◆ Do this
Give the data again exactly as written, skipping any pictures.

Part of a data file
◆ ◆ ◆

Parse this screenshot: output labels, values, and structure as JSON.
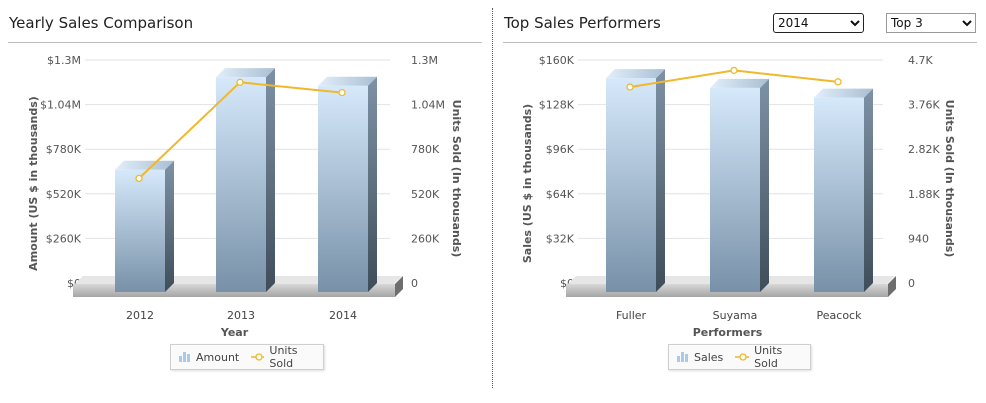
{
  "left": {
    "title": "Yearly Sales Comparison",
    "legend": {
      "amount": "Amount",
      "units": "Units Sold"
    }
  },
  "right": {
    "title": "Top Sales Performers",
    "year_select": {
      "value": "2014",
      "options": [
        "2014"
      ]
    },
    "top_select": {
      "value": "Top 3",
      "options": [
        "Top 3"
      ]
    },
    "legend": {
      "sales": "Sales",
      "units": "Units Sold"
    }
  },
  "colors": {
    "line": "#f0b82a",
    "bar_top": "#d6e9fb",
    "bar_bottom": "#7891a8",
    "grid": "#e2e2e2"
  },
  "chart_data": [
    {
      "type": "bar",
      "title": "Yearly Sales Comparison",
      "categories": [
        "2012",
        "2013",
        "2014"
      ],
      "xlabel": "Year",
      "ylabel": "Amount (US $ in thousands)",
      "y2label": "Units Sold (In thousands)",
      "ylim": [
        0,
        1300000
      ],
      "y2lim": [
        0,
        1300000
      ],
      "yticks": [
        "$0",
        "$260K",
        "$520K",
        "$780K",
        "$1.04M",
        "$1.3M"
      ],
      "y2ticks": [
        "0",
        "260K",
        "520K",
        "780K",
        "1.04M",
        "1.3M"
      ],
      "series": [
        {
          "name": "Amount",
          "type": "bar",
          "values": [
            660000,
            1200000,
            1150000
          ]
        },
        {
          "name": "Units Sold",
          "type": "line",
          "axis": "right",
          "values": [
            610000,
            1170000,
            1110000
          ]
        }
      ],
      "legend_position": "bottom"
    },
    {
      "type": "bar",
      "title": "Top Sales Performers",
      "categories": [
        "Fuller",
        "Suyama",
        "Peacock"
      ],
      "xlabel": "Performers",
      "ylabel": "Sales (US $ in thousands)",
      "y2label": "Units Sold (In thousands)",
      "ylim": [
        0,
        160000
      ],
      "y2lim": [
        0,
        4700
      ],
      "yticks": [
        "$0",
        "$32K",
        "$64K",
        "$96K",
        "$128K",
        "$160K"
      ],
      "y2ticks": [
        "0",
        "940",
        "1.88K",
        "2.82K",
        "3.76K",
        "4.7K"
      ],
      "series": [
        {
          "name": "Sales",
          "type": "bar",
          "values": [
            147000,
            140000,
            133000
          ]
        },
        {
          "name": "Units Sold",
          "type": "line",
          "axis": "right",
          "values": [
            4130,
            4480,
            4240
          ]
        }
      ],
      "legend_position": "bottom"
    }
  ]
}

◆ ◆ ◆

◆ In response
Parse this screenshot: output labels, values, and structure as JSON.
{
  "left": {
    "title": "Yearly Sales Comparison",
    "legend": {
      "amount": "Amount",
      "units": "Units Sold"
    }
  },
  "right": {
    "title": "Top Sales Performers",
    "year_select": {
      "value": "2014",
      "options": [
        "2014"
      ]
    },
    "top_select": {
      "value": "Top 3",
      "options": [
        "Top 3"
      ]
    },
    "legend": {
      "sales": "Sales",
      "units": "Units Sold"
    }
  },
  "colors": {
    "line": "#f0b82a",
    "bar_top": "#d6e9fb",
    "bar_bottom": "#7891a8",
    "grid": "#e2e2e2"
  },
  "chart_data": [
    {
      "type": "bar",
      "title": "Yearly Sales Comparison",
      "categories": [
        "2012",
        "2013",
        "2014"
      ],
      "xlabel": "Year",
      "ylabel": "Amount (US $ in thousands)",
      "y2label": "Units Sold (In thousands)",
      "ylim": [
        0,
        1300000
      ],
      "y2lim": [
        0,
        1300000
      ],
      "yticks": [
        "$0",
        "$260K",
        "$520K",
        "$780K",
        "$1.04M",
        "$1.3M"
      ],
      "y2ticks": [
        "0",
        "260K",
        "520K",
        "780K",
        "1.04M",
        "1.3M"
      ],
      "series": [
        {
          "name": "Amount",
          "type": "bar",
          "values": [
            660000,
            1200000,
            1150000
          ]
        },
        {
          "name": "Units Sold",
          "type": "line",
          "axis": "right",
          "values": [
            610000,
            1170000,
            1110000
          ]
        }
      ],
      "legend_position": "bottom"
    },
    {
      "type": "bar",
      "title": "Top Sales Performers",
      "categories": [
        "Fuller",
        "Suyama",
        "Peacock"
      ],
      "xlabel": "Performers",
      "ylabel": "Sales (US $ in thousands)",
      "y2label": "Units Sold (In thousands)",
      "ylim": [
        0,
        160000
      ],
      "y2lim": [
        0,
        4700
      ],
      "yticks": [
        "$0",
        "$32K",
        "$64K",
        "$96K",
        "$128K",
        "$160K"
      ],
      "y2ticks": [
        "0",
        "940",
        "1.88K",
        "2.82K",
        "3.76K",
        "4.7K"
      ],
      "series": [
        {
          "name": "Sales",
          "type": "bar",
          "values": [
            147000,
            140000,
            133000
          ]
        },
        {
          "name": "Units Sold",
          "type": "line",
          "axis": "right",
          "values": [
            4130,
            4480,
            4240
          ]
        }
      ],
      "legend_position": "bottom"
    }
  ]
}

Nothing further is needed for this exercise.